WORK TO DO: Gather every line in the records below that contains the word "JSON".
--*--
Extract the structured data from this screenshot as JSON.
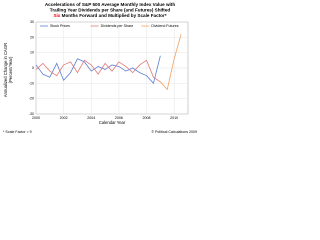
{
  "chart_data": {
    "type": "line",
    "title": {
      "lines": [
        "Accelerations of S&P 500 Average Monthly Index Value with",
        "Trailing Year Dividends per Share (and Futures) Shifted"
      ],
      "last_line": [
        "Six",
        " Months Forward and Multiplied by Scale Factor*"
      ],
      "highlight_color": "#e8000b"
    },
    "x_label": "Calendar Year",
    "y_label": [
      "Annualized Change in CAGR",
      "(Percent/Year)"
    ],
    "footnote": "* Scale Factor = 9",
    "credit": "© Political Calculations 2009",
    "xlim": [
      2000,
      2011
    ],
    "xticks": [
      2000,
      2002,
      2004,
      2006,
      2008,
      2010
    ],
    "ylim": [
      -30,
      30
    ],
    "yticks": [
      -30,
      -20,
      -10,
      0,
      10,
      20,
      30
    ],
    "grid": true,
    "series": [
      {
        "name": "Stock Prices",
        "color": "#5b7fd6",
        "x": [
          2000,
          2000.5,
          2001,
          2001.5,
          2002,
          2002.5,
          2003,
          2003.5,
          2004,
          2004.5,
          2005,
          2005.5,
          2006,
          2006.5,
          2007,
          2007.5,
          2008,
          2008.5,
          2009
        ],
        "values": [
          2,
          -4,
          -6,
          3,
          -8,
          -3,
          6,
          4,
          -2,
          1,
          -1,
          2,
          1,
          -2,
          0,
          -3,
          -5,
          -10,
          8
        ]
      },
      {
        "name": "Dividends per Share",
        "color": "#e07a7a",
        "x": [
          2000,
          2000.5,
          2001,
          2001.5,
          2002,
          2002.5,
          2003,
          2003.5,
          2004,
          2004.5,
          2005,
          2005.5,
          2006,
          2006.5,
          2007,
          2007.5,
          2008,
          2008.5,
          2009
        ],
        "values": [
          -1,
          3,
          -2,
          -5,
          2,
          4,
          -3,
          5,
          2,
          -4,
          3,
          -2,
          4,
          1,
          -3,
          2,
          5,
          -6,
          -9
        ]
      },
      {
        "name": "Dividend Futures",
        "color": "#f0a060",
        "x": [
          2009,
          2009.5,
          2010,
          2010.5
        ],
        "values": [
          -9,
          -14,
          6,
          22
        ]
      }
    ]
  }
}
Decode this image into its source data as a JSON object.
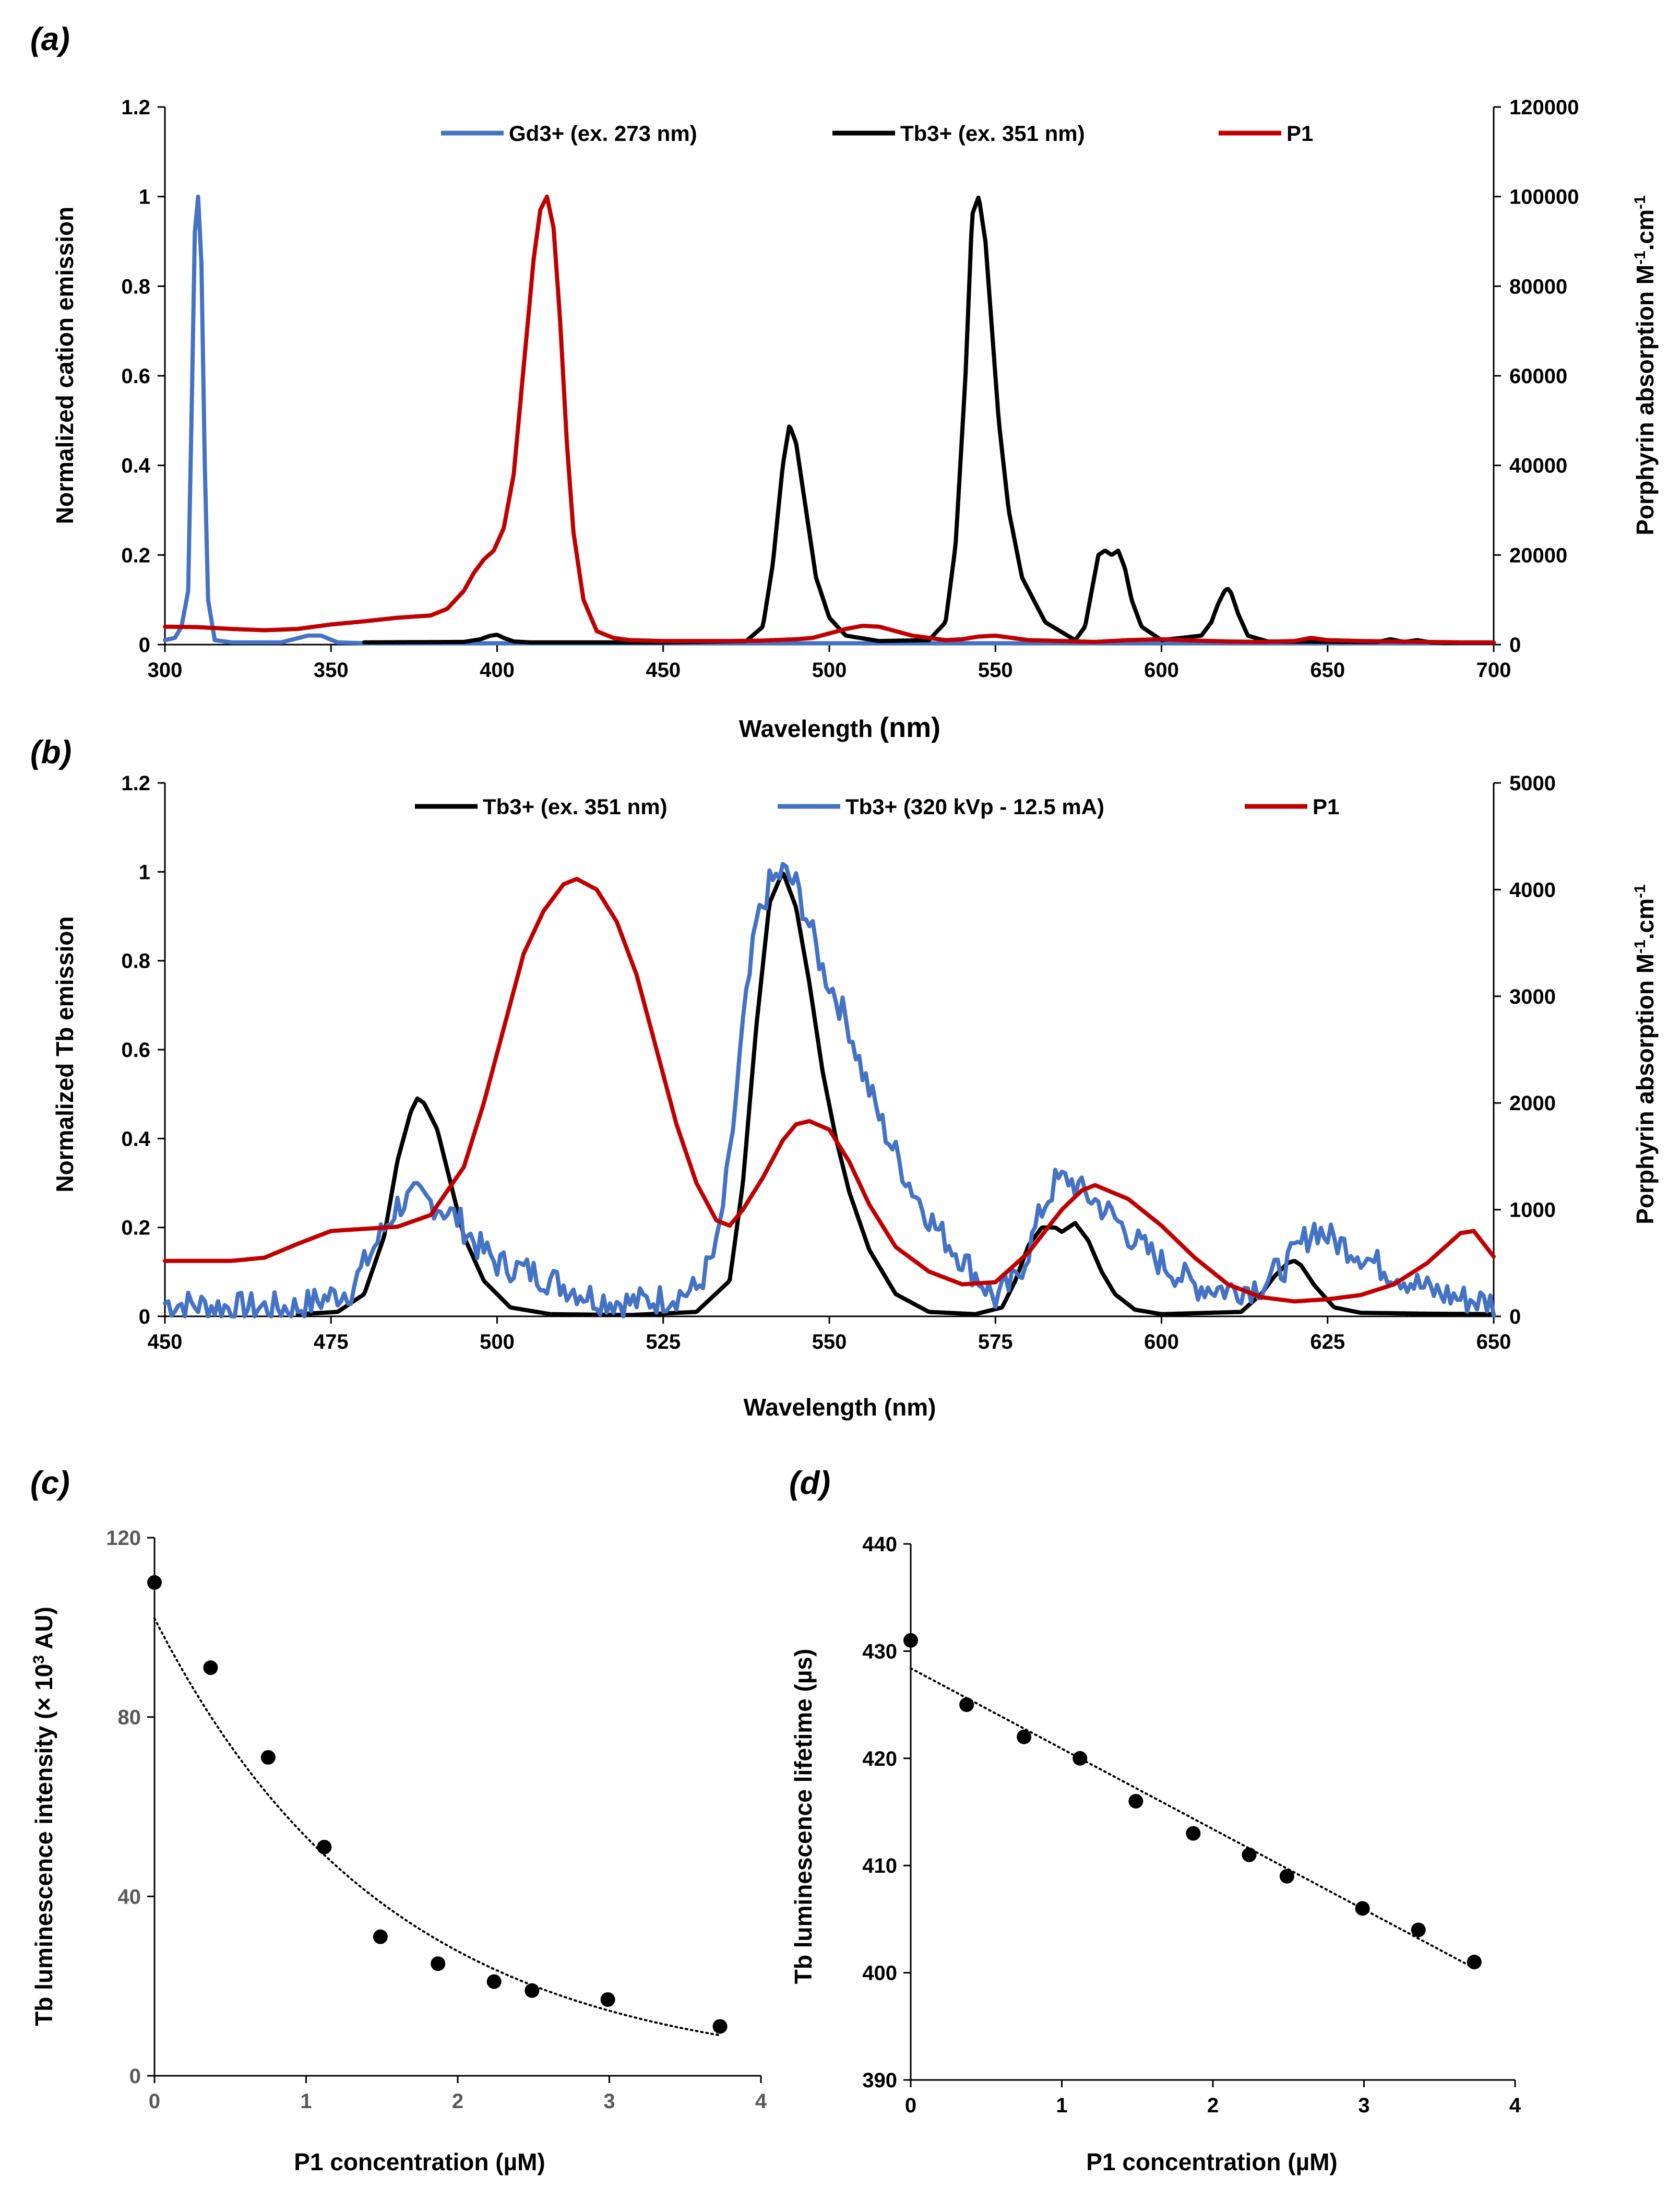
{
  "colors": {
    "blue": "#4472C4",
    "black": "#000000",
    "red": "#C00000",
    "grey": "#595959"
  },
  "chart_data": [
    {
      "panel_label": "(a)",
      "type": "line",
      "xlabel": "Wavelength",
      "xlabel_unit": "(nm)",
      "ylabel": "Normalized cation emission",
      "y2label": "Porphyrin absorption M",
      "y2label_sup1": "-1",
      "y2label_mid": ".cm",
      "y2label_sup2": "-1",
      "xlim": [
        300,
        700
      ],
      "ylim": [
        0,
        1.2
      ],
      "y2lim": [
        0,
        120000
      ],
      "xticks": [
        "300",
        "350",
        "400",
        "450",
        "500",
        "550",
        "600",
        "650",
        "700"
      ],
      "yticks": [
        "0",
        "0.2",
        "0.4",
        "0.6",
        "0.8",
        "1",
        "1.2"
      ],
      "y2ticks": [
        "0",
        "20000",
        "40000",
        "60000",
        "80000",
        "100000",
        "120000"
      ],
      "legend": [
        "Gd3+ (ex. 273 nm)",
        "Tb3+ (ex. 351 nm)",
        "P1"
      ],
      "series": [
        {
          "name": "Gd3+ (ex. 273 nm)",
          "color": "#4472C4",
          "axis": "left",
          "x": [
            300,
            303,
            305,
            307,
            308,
            309,
            310,
            311,
            312,
            313,
            315,
            320,
            335,
            343,
            347,
            352,
            360,
            400,
            450,
            500,
            550,
            600,
            650,
            700
          ],
          "y": [
            0.01,
            0.015,
            0.04,
            0.12,
            0.5,
            0.92,
            1.0,
            0.85,
            0.4,
            0.1,
            0.01,
            0.005,
            0.005,
            0.02,
            0.02,
            0.005,
            0.003,
            0.003,
            0.003,
            0.003,
            0.003,
            0.003,
            0.003,
            0.003
          ]
        },
        {
          "name": "Tb3+ (ex. 351 nm)",
          "color": "#000000",
          "axis": "left",
          "x": [
            360,
            390,
            395,
            398,
            400,
            402,
            405,
            410,
            450,
            475,
            480,
            483,
            486,
            488,
            490,
            493,
            496,
            500,
            505,
            515,
            530,
            535,
            538,
            541,
            543,
            545,
            547,
            549,
            551,
            554,
            558,
            565,
            574,
            577,
            579,
            581,
            583,
            585,
            587,
            589,
            591,
            594,
            600,
            612,
            615,
            617,
            619,
            620,
            621,
            623,
            626,
            632,
            665,
            669,
            673,
            677,
            681,
            685,
            700
          ],
          "y": [
            0.005,
            0.006,
            0.012,
            0.02,
            0.022,
            0.015,
            0.007,
            0.005,
            0.005,
            0.008,
            0.04,
            0.18,
            0.4,
            0.49,
            0.45,
            0.3,
            0.15,
            0.06,
            0.02,
            0.008,
            0.01,
            0.05,
            0.22,
            0.6,
            0.96,
            1.0,
            0.9,
            0.7,
            0.5,
            0.3,
            0.15,
            0.05,
            0.01,
            0.04,
            0.12,
            0.2,
            0.21,
            0.2,
            0.21,
            0.17,
            0.1,
            0.04,
            0.01,
            0.02,
            0.05,
            0.09,
            0.12,
            0.125,
            0.115,
            0.07,
            0.02,
            0.007,
            0.006,
            0.012,
            0.006,
            0.01,
            0.005,
            0.004,
            0.004
          ]
        },
        {
          "name": "P1",
          "color": "#C00000",
          "axis": "right",
          "x": [
            300,
            310,
            320,
            330,
            340,
            350,
            360,
            370,
            380,
            385,
            390,
            393,
            396,
            399,
            402,
            405,
            408,
            411,
            413,
            415,
            417,
            419,
            421,
            423,
            426,
            430,
            435,
            440,
            450,
            460,
            470,
            480,
            490,
            495,
            500,
            505,
            510,
            515,
            520,
            525,
            530,
            535,
            540,
            545,
            550,
            555,
            560,
            570,
            580,
            590,
            600,
            610,
            620,
            630,
            640,
            645,
            650,
            660,
            670,
            680,
            690,
            700
          ],
          "y": [
            4000,
            3900,
            3500,
            3200,
            3500,
            4500,
            5200,
            6000,
            6500,
            8000,
            12000,
            16000,
            19000,
            21000,
            26000,
            38000,
            62000,
            86000,
            97000,
            100000,
            93000,
            72000,
            45000,
            25000,
            10000,
            3000,
            1500,
            1000,
            800,
            800,
            800,
            900,
            1200,
            1500,
            2500,
            3500,
            4200,
            4000,
            3000,
            2000,
            1500,
            1000,
            1200,
            1800,
            2000,
            1500,
            1000,
            800,
            600,
            1000,
            1200,
            900,
            700,
            600,
            800,
            1500,
            1000,
            800,
            700,
            600,
            500,
            500
          ]
        }
      ]
    },
    {
      "panel_label": "(b)",
      "type": "line",
      "xlabel": "Wavelength (nm)",
      "ylabel": "Normalized  Tb emission",
      "y2label": "Porphyrin absorption M",
      "y2label_sup1": "-1",
      "y2label_mid": ".cm",
      "y2label_sup2": "-1",
      "xlim": [
        450,
        650
      ],
      "ylim": [
        0,
        1.2
      ],
      "y2lim": [
        0,
        5000
      ],
      "xticks": [
        "450",
        "475",
        "500",
        "525",
        "550",
        "575",
        "600",
        "625",
        "650"
      ],
      "yticks": [
        "0",
        "0.2",
        "0.4",
        "0.6",
        "0.8",
        "1",
        "1.2"
      ],
      "y2ticks": [
        "0",
        "1000",
        "2000",
        "3000",
        "4000",
        "5000"
      ],
      "legend": [
        "Tb3+ (ex. 351 nm)",
        "Tb3+ (320 kVp - 12.5 mA)",
        "P1"
      ],
      "series": [
        {
          "name": "Tb3+ (ex. 351 nm)",
          "color": "#000000",
          "axis": "left",
          "x": [
            470,
            476,
            480,
            483,
            485,
            487,
            488,
            489,
            491,
            493,
            495,
            498,
            502,
            508,
            520,
            530,
            535,
            537,
            539,
            541,
            543,
            545,
            547,
            549,
            551,
            553,
            556,
            560,
            565,
            572,
            576,
            578,
            580,
            582,
            584,
            585,
            586,
            587,
            589,
            591,
            593,
            596,
            600,
            612,
            615,
            617,
            619,
            620,
            621,
            623,
            626,
            630,
            640,
            650
          ],
          "y": [
            0.005,
            0.01,
            0.05,
            0.18,
            0.35,
            0.46,
            0.49,
            0.48,
            0.42,
            0.3,
            0.18,
            0.08,
            0.02,
            0.005,
            0.003,
            0.01,
            0.08,
            0.3,
            0.65,
            0.93,
            1.0,
            0.92,
            0.75,
            0.55,
            0.4,
            0.28,
            0.15,
            0.05,
            0.01,
            0.005,
            0.02,
            0.08,
            0.16,
            0.2,
            0.2,
            0.19,
            0.2,
            0.21,
            0.17,
            0.1,
            0.05,
            0.015,
            0.005,
            0.01,
            0.05,
            0.09,
            0.12,
            0.125,
            0.115,
            0.07,
            0.02,
            0.008,
            0.006,
            0.005
          ]
        },
        {
          "name": "Tb3+ (320 kVp - 12.5 mA)",
          "color": "#4472C4",
          "axis": "left",
          "noisy": true,
          "x": [
            450,
            460,
            470,
            478,
            482,
            485,
            488,
            491,
            494,
            497,
            500,
            505,
            510,
            515,
            520,
            525,
            530,
            533,
            535,
            537,
            539,
            541,
            543,
            545,
            547,
            549,
            551,
            553,
            555,
            558,
            562,
            566,
            570,
            575,
            578,
            580,
            582,
            584,
            586,
            588,
            590,
            593,
            596,
            600,
            605,
            610,
            615,
            619,
            621,
            623,
            626,
            629,
            632,
            636,
            640,
            645,
            650
          ],
          "y": [
            0.03,
            0.02,
            0.02,
            0.06,
            0.17,
            0.25,
            0.27,
            0.25,
            0.22,
            0.16,
            0.12,
            0.1,
            0.07,
            0.04,
            0.03,
            0.04,
            0.06,
            0.15,
            0.35,
            0.65,
            0.88,
            0.97,
            1.0,
            0.97,
            0.88,
            0.78,
            0.72,
            0.65,
            0.55,
            0.43,
            0.3,
            0.2,
            0.13,
            0.04,
            0.08,
            0.15,
            0.24,
            0.3,
            0.31,
            0.28,
            0.26,
            0.22,
            0.17,
            0.12,
            0.07,
            0.06,
            0.07,
            0.12,
            0.16,
            0.2,
            0.17,
            0.15,
            0.12,
            0.09,
            0.06,
            0.04,
            0.03
          ]
        },
        {
          "name": "P1",
          "color": "#C00000",
          "axis": "right",
          "x": [
            450,
            460,
            465,
            470,
            475,
            480,
            485,
            490,
            495,
            498,
            501,
            504,
            507,
            510,
            512,
            515,
            518,
            521,
            524,
            527,
            530,
            533,
            535,
            537,
            540,
            543,
            545,
            547,
            550,
            553,
            556,
            560,
            565,
            570,
            575,
            580,
            585,
            588,
            590,
            595,
            600,
            605,
            610,
            615,
            620,
            625,
            630,
            635,
            640,
            645,
            647,
            650
          ],
          "y": [
            520,
            520,
            550,
            680,
            800,
            820,
            840,
            950,
            1400,
            2000,
            2700,
            3400,
            3800,
            4050,
            4100,
            4000,
            3700,
            3200,
            2500,
            1800,
            1250,
            900,
            850,
            1000,
            1300,
            1650,
            1800,
            1830,
            1750,
            1450,
            1050,
            650,
            420,
            300,
            320,
            600,
            1000,
            1180,
            1230,
            1100,
            850,
            550,
            300,
            180,
            140,
            160,
            200,
            300,
            500,
            780,
            800,
            560
          ]
        }
      ]
    },
    {
      "panel_label": "(c)",
      "type": "scatter",
      "xlabel": "P1 concentration (µM)",
      "ylabel_main": "Tb luminescence  intensity (× 10",
      "ylabel_sup": "3",
      "ylabel_tail": " AU)",
      "xlim": [
        0,
        4
      ],
      "ylim": [
        0,
        120
      ],
      "xticks": [
        "0",
        "1",
        "2",
        "3",
        "4"
      ],
      "yticks": [
        "0",
        "40",
        "80",
        "120"
      ],
      "x": [
        0,
        0.37,
        0.75,
        1.12,
        1.49,
        1.87,
        2.24,
        2.49,
        2.99,
        3.73
      ],
      "y": [
        110,
        91,
        71,
        51,
        31,
        25,
        21,
        19,
        17,
        11
      ],
      "trendline": {
        "type": "exponential",
        "a": 102,
        "b": -0.65,
        "x_range": [
          0,
          3.73
        ]
      }
    },
    {
      "panel_label": "(d)",
      "type": "scatter",
      "xlabel": "P1 concentration (µM)",
      "ylabel": "Tb luminescence  lifetime  (µs)",
      "xlim": [
        0,
        4
      ],
      "ylim": [
        390,
        440
      ],
      "xticks": [
        "0",
        "1",
        "2",
        "3",
        "4"
      ],
      "yticks": [
        "390",
        "400",
        "410",
        "420",
        "430",
        "440"
      ],
      "x": [
        0,
        0.37,
        0.75,
        1.12,
        1.49,
        1.87,
        2.24,
        2.49,
        2.99,
        3.36,
        3.73
      ],
      "y": [
        431,
        425,
        422,
        420,
        416,
        413,
        411,
        409,
        406,
        404,
        401
      ],
      "trendline": {
        "type": "linear",
        "slope": -7.5,
        "intercept": 428.4,
        "x_range": [
          0,
          3.73
        ]
      }
    }
  ]
}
--*--
RESULT:
Extract the structured data from this screenshot as JSON.
Decode this image into its source data as a JSON object.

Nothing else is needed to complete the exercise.